Determine the number of lines that have the string "screenshot" in them, and give only that number.

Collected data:
....................

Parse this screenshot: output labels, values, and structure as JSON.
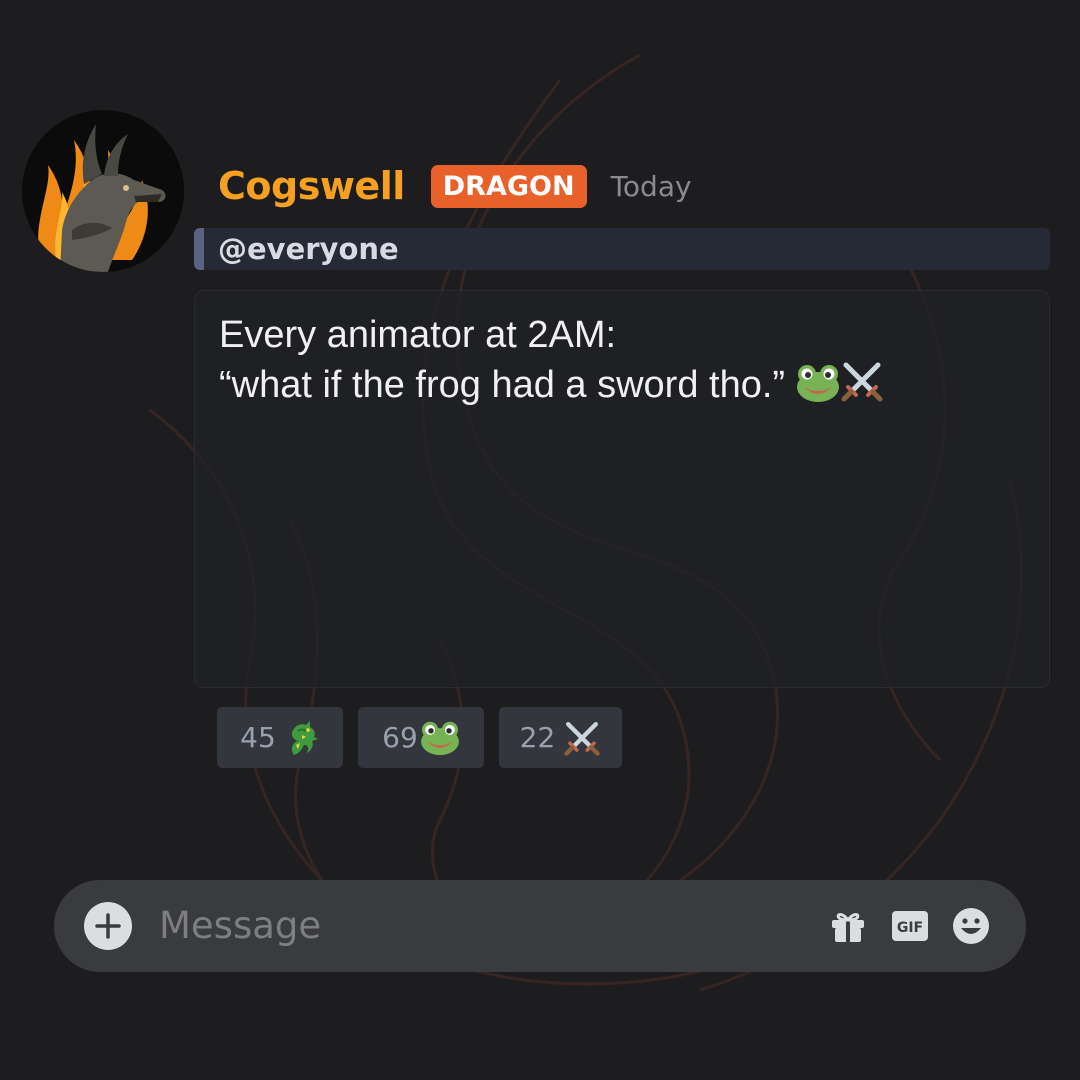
{
  "message": {
    "author": "Cogswell",
    "role_badge": "DRAGON",
    "timestamp": "Today",
    "mention": "@everyone",
    "lines": [
      "Every animator at 2AM:",
      "“what if the frog had a sword tho.”"
    ],
    "inline_emoji_icons": [
      "frog-icon",
      "crossed-swords-icon"
    ]
  },
  "reactions": [
    {
      "count": "45",
      "icon": "dragon-icon"
    },
    {
      "count": "69",
      "icon": "frog-icon"
    },
    {
      "count": "22",
      "icon": "crossed-swords-icon"
    }
  ],
  "composer": {
    "placeholder": "Message",
    "gif_label": "GIF",
    "icons": [
      "add-icon",
      "gift-icon",
      "gif-icon",
      "emoji-icon"
    ]
  },
  "colors": {
    "background": "#1d1d1f",
    "author_name": "#f5a021",
    "role_badge": "#e8612a",
    "mention_accent": "#5a6382",
    "reaction_background": "#33363c",
    "composer_background": "#3a3b3e"
  }
}
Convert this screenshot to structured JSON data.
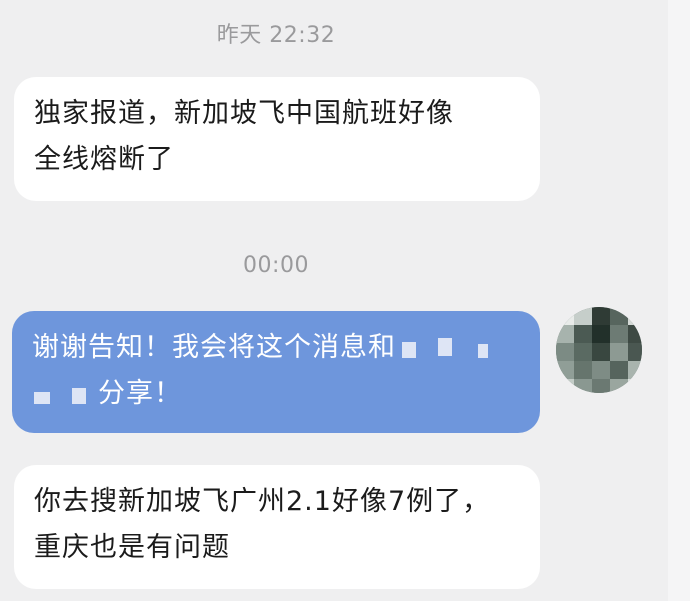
{
  "conversation": {
    "timestamps": [
      {
        "text": "昨天 22:32"
      },
      {
        "text": "00:00"
      }
    ],
    "messages": [
      {
        "direction": "incoming",
        "lines": [
          "独家报道，新加坡飞中国航班好像",
          "全线熔断了"
        ]
      },
      {
        "direction": "outgoing",
        "line1": "谢谢告知！我会将这个消息和",
        "line2": "分享！",
        "redacted": true
      },
      {
        "direction": "incoming",
        "lines": [
          "你去搜新加坡飞广州2.1好像7例了，",
          "重庆也是有问题"
        ]
      }
    ]
  },
  "colors": {
    "background": "#efeff0",
    "incoming_bubble": "#ffffff",
    "outgoing_bubble": "#6e96dc",
    "timestamp_text": "#9a9a9c"
  },
  "icons": {
    "avatar": "pixelated-user-avatar"
  }
}
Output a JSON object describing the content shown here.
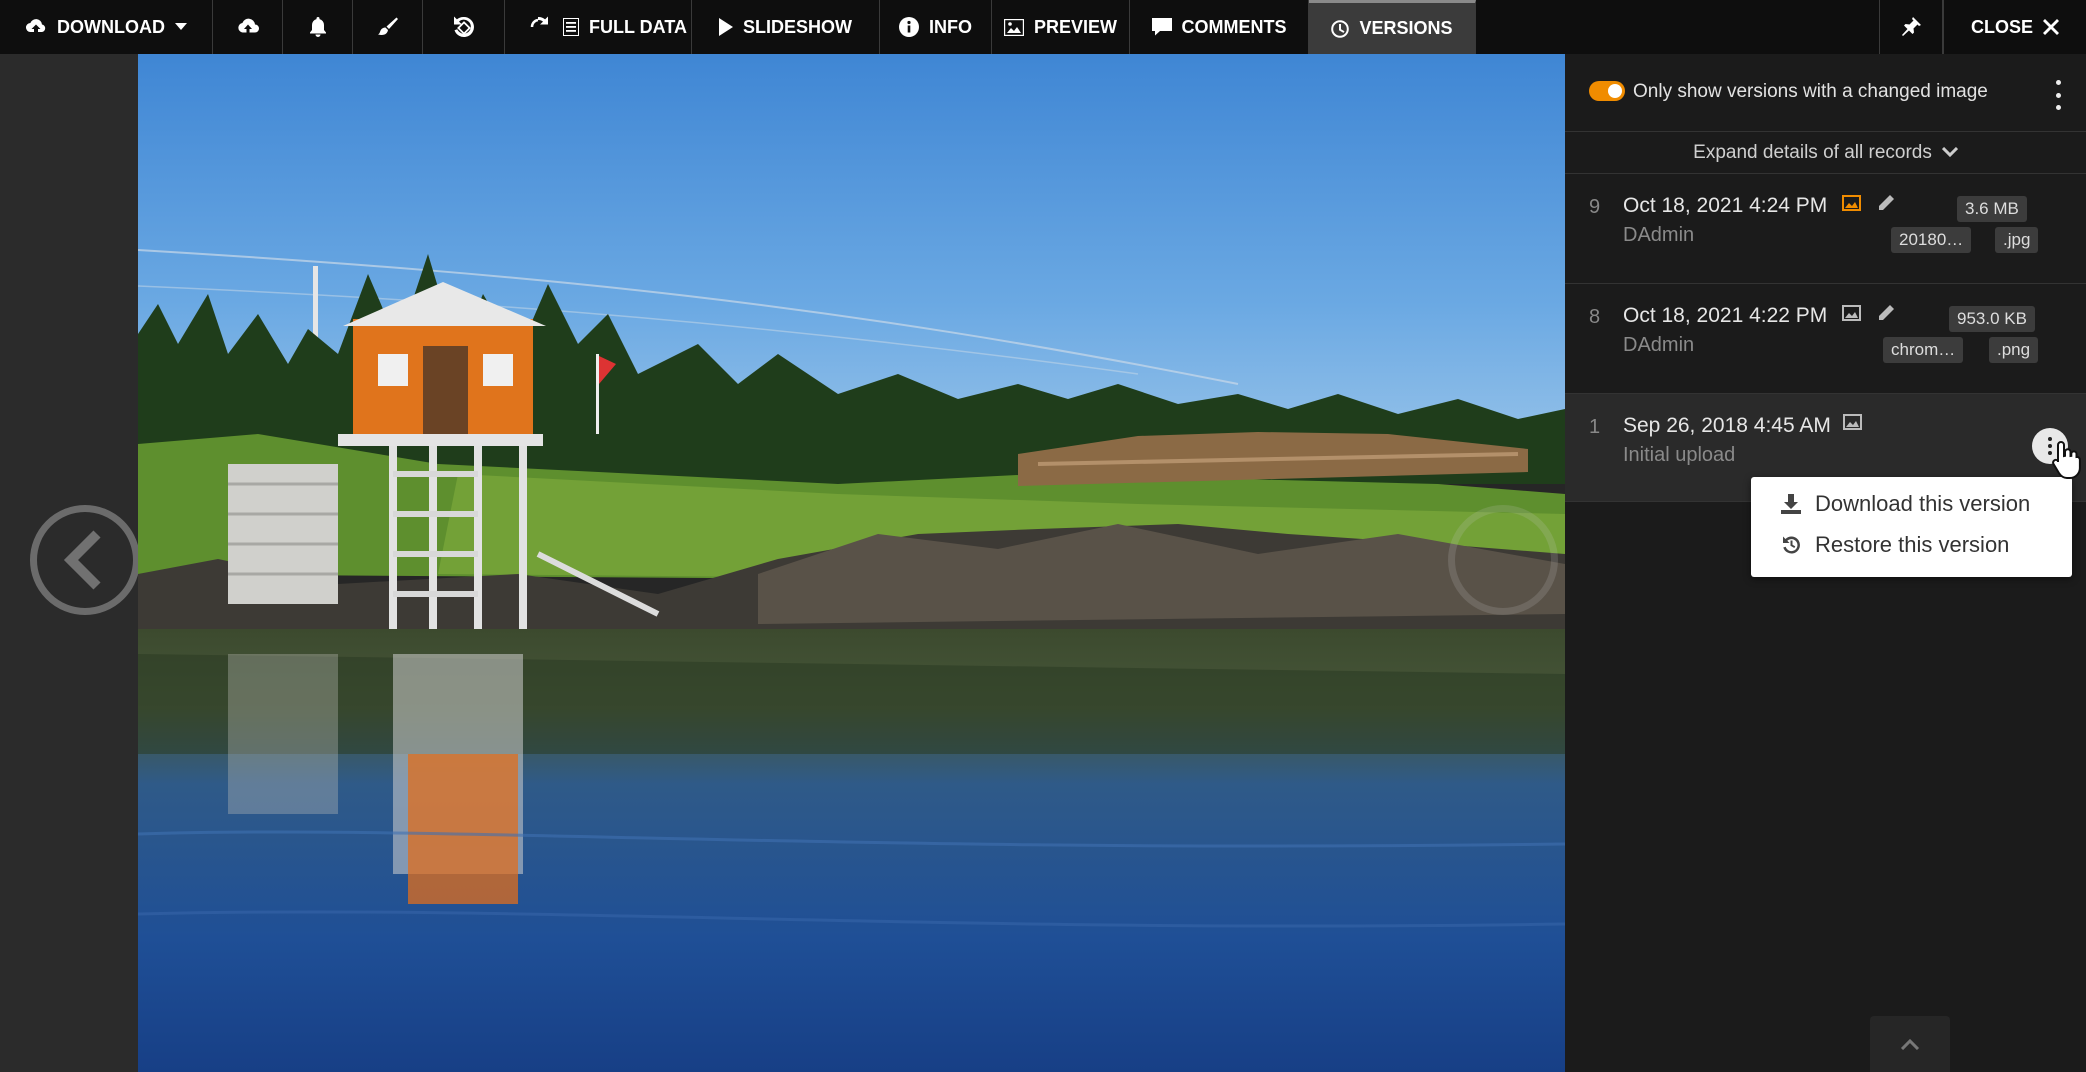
{
  "toolbar": {
    "download_label": "DOWNLOAD",
    "full_data_label": "FULL DATA",
    "slideshow_label": "SLIDESHOW",
    "info_label": "INFO",
    "preview_label": "PREVIEW",
    "comments_label": "COMMENTS",
    "versions_label": "VERSIONS",
    "close_label": "CLOSE"
  },
  "panel": {
    "toggle_label": "Only show versions with a changed image",
    "toggle_on": true,
    "expand_label": "Expand details of all records",
    "records": [
      {
        "number": "9",
        "date": "Oct 18, 2021 4:24 PM",
        "user": "DAdmin",
        "size": "3.6 MB",
        "filename": "20180…",
        "ext": ".jpg"
      },
      {
        "number": "8",
        "date": "Oct 18, 2021 4:22 PM",
        "user": "DAdmin",
        "size": "953.0 KB",
        "filename": "chrom…",
        "ext": ".png"
      },
      {
        "number": "1",
        "date": "Sep 26, 2018 4:45 AM",
        "user": "Initial upload"
      }
    ]
  },
  "context_menu": {
    "download_label": "Download this version",
    "restore_label": "Restore this version"
  },
  "colors": {
    "accent": "#f08c00",
    "toolbar_bg": "#0e0e0e",
    "panel_bg": "#1b1b1b"
  }
}
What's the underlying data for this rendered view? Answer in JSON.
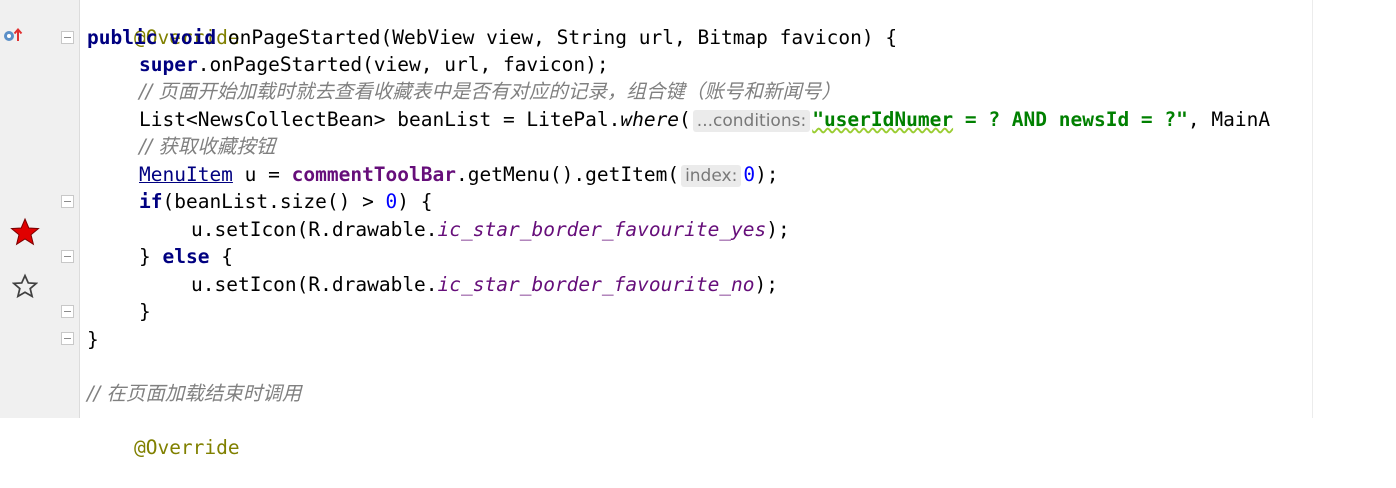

....................

- Reply to the exercise
2